#### Given records:
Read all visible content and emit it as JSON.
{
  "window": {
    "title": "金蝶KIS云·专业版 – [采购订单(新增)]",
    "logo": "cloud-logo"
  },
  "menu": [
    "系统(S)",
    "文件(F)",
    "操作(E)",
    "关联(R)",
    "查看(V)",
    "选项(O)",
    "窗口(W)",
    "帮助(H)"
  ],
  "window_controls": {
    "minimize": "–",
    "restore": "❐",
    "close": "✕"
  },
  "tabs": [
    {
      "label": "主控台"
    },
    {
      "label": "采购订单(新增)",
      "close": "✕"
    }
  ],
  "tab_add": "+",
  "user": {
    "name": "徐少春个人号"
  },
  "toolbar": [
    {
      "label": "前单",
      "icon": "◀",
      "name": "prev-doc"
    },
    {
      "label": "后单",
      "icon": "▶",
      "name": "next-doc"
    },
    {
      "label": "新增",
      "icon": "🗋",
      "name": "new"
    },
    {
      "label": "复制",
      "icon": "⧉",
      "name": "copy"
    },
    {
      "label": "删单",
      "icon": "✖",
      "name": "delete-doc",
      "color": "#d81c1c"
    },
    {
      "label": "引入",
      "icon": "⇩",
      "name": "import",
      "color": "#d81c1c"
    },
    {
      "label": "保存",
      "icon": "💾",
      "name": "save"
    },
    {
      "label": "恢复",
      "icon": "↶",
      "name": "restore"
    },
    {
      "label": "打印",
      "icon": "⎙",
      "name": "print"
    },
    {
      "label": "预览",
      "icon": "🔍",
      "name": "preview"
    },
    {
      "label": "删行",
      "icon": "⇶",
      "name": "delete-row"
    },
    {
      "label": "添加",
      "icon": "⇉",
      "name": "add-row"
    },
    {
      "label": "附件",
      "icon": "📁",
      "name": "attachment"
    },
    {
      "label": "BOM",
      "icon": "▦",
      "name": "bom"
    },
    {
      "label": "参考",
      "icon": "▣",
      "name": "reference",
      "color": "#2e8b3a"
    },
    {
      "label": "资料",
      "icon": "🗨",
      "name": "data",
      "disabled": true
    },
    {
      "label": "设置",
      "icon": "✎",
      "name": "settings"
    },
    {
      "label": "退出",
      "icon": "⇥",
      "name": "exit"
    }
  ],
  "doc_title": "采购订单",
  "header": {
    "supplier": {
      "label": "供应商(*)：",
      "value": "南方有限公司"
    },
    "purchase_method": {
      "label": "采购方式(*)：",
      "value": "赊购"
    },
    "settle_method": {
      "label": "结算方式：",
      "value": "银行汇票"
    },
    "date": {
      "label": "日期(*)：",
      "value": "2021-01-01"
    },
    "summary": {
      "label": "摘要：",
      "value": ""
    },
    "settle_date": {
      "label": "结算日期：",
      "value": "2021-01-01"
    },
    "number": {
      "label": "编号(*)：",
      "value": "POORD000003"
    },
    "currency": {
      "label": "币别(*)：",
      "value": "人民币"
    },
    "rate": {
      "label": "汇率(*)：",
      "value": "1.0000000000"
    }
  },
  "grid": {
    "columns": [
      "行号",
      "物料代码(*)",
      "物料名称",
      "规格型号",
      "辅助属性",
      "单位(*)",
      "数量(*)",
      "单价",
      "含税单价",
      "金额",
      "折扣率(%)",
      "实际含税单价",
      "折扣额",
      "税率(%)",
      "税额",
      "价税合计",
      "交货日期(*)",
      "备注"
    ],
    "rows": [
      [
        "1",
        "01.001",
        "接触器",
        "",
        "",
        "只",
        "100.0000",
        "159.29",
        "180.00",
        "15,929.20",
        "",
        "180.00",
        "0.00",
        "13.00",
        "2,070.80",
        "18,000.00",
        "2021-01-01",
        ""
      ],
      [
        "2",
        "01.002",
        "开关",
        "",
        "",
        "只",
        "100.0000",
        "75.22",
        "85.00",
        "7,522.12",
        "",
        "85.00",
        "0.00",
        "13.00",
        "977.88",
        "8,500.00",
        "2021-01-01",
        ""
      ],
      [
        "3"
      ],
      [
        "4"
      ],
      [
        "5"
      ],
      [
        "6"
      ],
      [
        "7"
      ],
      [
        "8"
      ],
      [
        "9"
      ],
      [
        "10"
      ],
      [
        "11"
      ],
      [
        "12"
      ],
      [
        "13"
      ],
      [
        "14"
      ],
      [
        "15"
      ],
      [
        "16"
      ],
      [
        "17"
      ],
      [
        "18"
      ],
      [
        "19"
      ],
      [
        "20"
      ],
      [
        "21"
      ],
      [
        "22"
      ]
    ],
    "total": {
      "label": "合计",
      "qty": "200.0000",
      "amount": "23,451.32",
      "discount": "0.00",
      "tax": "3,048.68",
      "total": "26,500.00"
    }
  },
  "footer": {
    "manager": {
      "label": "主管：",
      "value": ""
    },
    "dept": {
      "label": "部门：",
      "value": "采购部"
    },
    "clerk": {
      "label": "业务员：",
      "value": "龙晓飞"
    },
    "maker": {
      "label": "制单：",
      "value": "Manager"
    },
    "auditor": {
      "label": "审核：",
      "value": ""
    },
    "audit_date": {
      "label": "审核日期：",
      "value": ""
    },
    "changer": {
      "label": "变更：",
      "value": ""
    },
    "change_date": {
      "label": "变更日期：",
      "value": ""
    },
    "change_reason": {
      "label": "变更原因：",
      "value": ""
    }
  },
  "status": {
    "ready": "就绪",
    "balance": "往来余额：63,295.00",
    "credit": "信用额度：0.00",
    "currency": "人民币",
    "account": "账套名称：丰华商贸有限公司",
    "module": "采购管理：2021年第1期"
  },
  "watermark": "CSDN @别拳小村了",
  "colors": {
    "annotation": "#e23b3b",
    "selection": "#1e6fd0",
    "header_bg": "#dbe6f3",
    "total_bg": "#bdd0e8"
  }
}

#### Problem to work on:
Reproduce every entry shown above, precisely as it stands.

#### Right answer:
Read all visible content and emit it as JSON.
{
  "window": {
    "title": "金蝶KIS云·专业版 – [采购订单(新增)]",
    "logo": "cloud-logo"
  },
  "menu": [
    "系统(S)",
    "文件(F)",
    "操作(E)",
    "关联(R)",
    "查看(V)",
    "选项(O)",
    "窗口(W)",
    "帮助(H)"
  ],
  "window_controls": {
    "minimize": "–",
    "restore": "❐",
    "close": "✕"
  },
  "tabs": [
    {
      "label": "主控台"
    },
    {
      "label": "采购订单(新增)",
      "close": "✕"
    }
  ],
  "tab_add": "+",
  "user": {
    "name": "徐少春个人号"
  },
  "toolbar": [
    {
      "label": "前单",
      "icon": "◀",
      "name": "prev-doc"
    },
    {
      "label": "后单",
      "icon": "▶",
      "name": "next-doc"
    },
    {
      "label": "新增",
      "icon": "🗋",
      "name": "new"
    },
    {
      "label": "复制",
      "icon": "⧉",
      "name": "copy"
    },
    {
      "label": "删单",
      "icon": "✖",
      "name": "delete-doc",
      "color": "#d81c1c"
    },
    {
      "label": "引入",
      "icon": "⇩",
      "name": "import",
      "color": "#d81c1c"
    },
    {
      "label": "保存",
      "icon": "💾",
      "name": "save"
    },
    {
      "label": "恢复",
      "icon": "↶",
      "name": "restore"
    },
    {
      "label": "打印",
      "icon": "⎙",
      "name": "print"
    },
    {
      "label": "预览",
      "icon": "🔍",
      "name": "preview"
    },
    {
      "label": "删行",
      "icon": "⇶",
      "name": "delete-row"
    },
    {
      "label": "添加",
      "icon": "⇉",
      "name": "add-row"
    },
    {
      "label": "附件",
      "icon": "📁",
      "name": "attachment"
    },
    {
      "label": "BOM",
      "icon": "▦",
      "name": "bom"
    },
    {
      "label": "参考",
      "icon": "▣",
      "name": "reference",
      "color": "#2e8b3a"
    },
    {
      "label": "资料",
      "icon": "🗨",
      "name": "data",
      "disabled": true
    },
    {
      "label": "设置",
      "icon": "✎",
      "name": "settings"
    },
    {
      "label": "退出",
      "icon": "⇥",
      "name": "exit"
    }
  ],
  "doc_title": "采购订单",
  "header": {
    "supplier": {
      "label": "供应商(*)：",
      "value": "南方有限公司"
    },
    "purchase_method": {
      "label": "采购方式(*)：",
      "value": "赊购"
    },
    "settle_method": {
      "label": "结算方式：",
      "value": "银行汇票"
    },
    "date": {
      "label": "日期(*)：",
      "value": "2021-01-01"
    },
    "summary": {
      "label": "摘要：",
      "value": ""
    },
    "settle_date": {
      "label": "结算日期：",
      "value": "2021-01-01"
    },
    "number": {
      "label": "编号(*)：",
      "value": "POORD000003"
    },
    "currency": {
      "label": "币别(*)：",
      "value": "人民币"
    },
    "rate": {
      "label": "汇率(*)：",
      "value": "1.0000000000"
    }
  },
  "grid": {
    "columns": [
      "行号",
      "物料代码(*)",
      "物料名称",
      "规格型号",
      "辅助属性",
      "单位(*)",
      "数量(*)",
      "单价",
      "含税单价",
      "金额",
      "折扣率(%)",
      "实际含税单价",
      "折扣额",
      "税率(%)",
      "税额",
      "价税合计",
      "交货日期(*)",
      "备注"
    ],
    "rows": [
      [
        "1",
        "01.001",
        "接触器",
        "",
        "",
        "只",
        "100.0000",
        "159.29",
        "180.00",
        "15,929.20",
        "",
        "180.00",
        "0.00",
        "13.00",
        "2,070.80",
        "18,000.00",
        "2021-01-01",
        ""
      ],
      [
        "2",
        "01.002",
        "开关",
        "",
        "",
        "只",
        "100.0000",
        "75.22",
        "85.00",
        "7,522.12",
        "",
        "85.00",
        "0.00",
        "13.00",
        "977.88",
        "8,500.00",
        "2021-01-01",
        ""
      ],
      [
        "3"
      ],
      [
        "4"
      ],
      [
        "5"
      ],
      [
        "6"
      ],
      [
        "7"
      ],
      [
        "8"
      ],
      [
        "9"
      ],
      [
        "10"
      ],
      [
        "11"
      ],
      [
        "12"
      ],
      [
        "13"
      ],
      [
        "14"
      ],
      [
        "15"
      ],
      [
        "16"
      ],
      [
        "17"
      ],
      [
        "18"
      ],
      [
        "19"
      ],
      [
        "20"
      ],
      [
        "21"
      ],
      [
        "22"
      ]
    ],
    "total": {
      "label": "合计",
      "qty": "200.0000",
      "amount": "23,451.32",
      "discount": "0.00",
      "tax": "3,048.68",
      "total": "26,500.00"
    }
  },
  "footer": {
    "manager": {
      "label": "主管：",
      "value": ""
    },
    "dept": {
      "label": "部门：",
      "value": "采购部"
    },
    "clerk": {
      "label": "业务员：",
      "value": "龙晓飞"
    },
    "maker": {
      "label": "制单：",
      "value": "Manager"
    },
    "auditor": {
      "label": "审核：",
      "value": ""
    },
    "audit_date": {
      "label": "审核日期：",
      "value": ""
    },
    "changer": {
      "label": "变更：",
      "value": ""
    },
    "change_date": {
      "label": "变更日期：",
      "value": ""
    },
    "change_reason": {
      "label": "变更原因：",
      "value": ""
    }
  },
  "status": {
    "ready": "就绪",
    "balance": "往来余额：63,295.00",
    "credit": "信用额度：0.00",
    "currency": "人民币",
    "account": "账套名称：丰华商贸有限公司",
    "module": "采购管理：2021年第1期"
  },
  "watermark": "CSDN @别拳小村了",
  "colors": {
    "annotation": "#e23b3b",
    "selection": "#1e6fd0",
    "header_bg": "#dbe6f3",
    "total_bg": "#bdd0e8"
  }
}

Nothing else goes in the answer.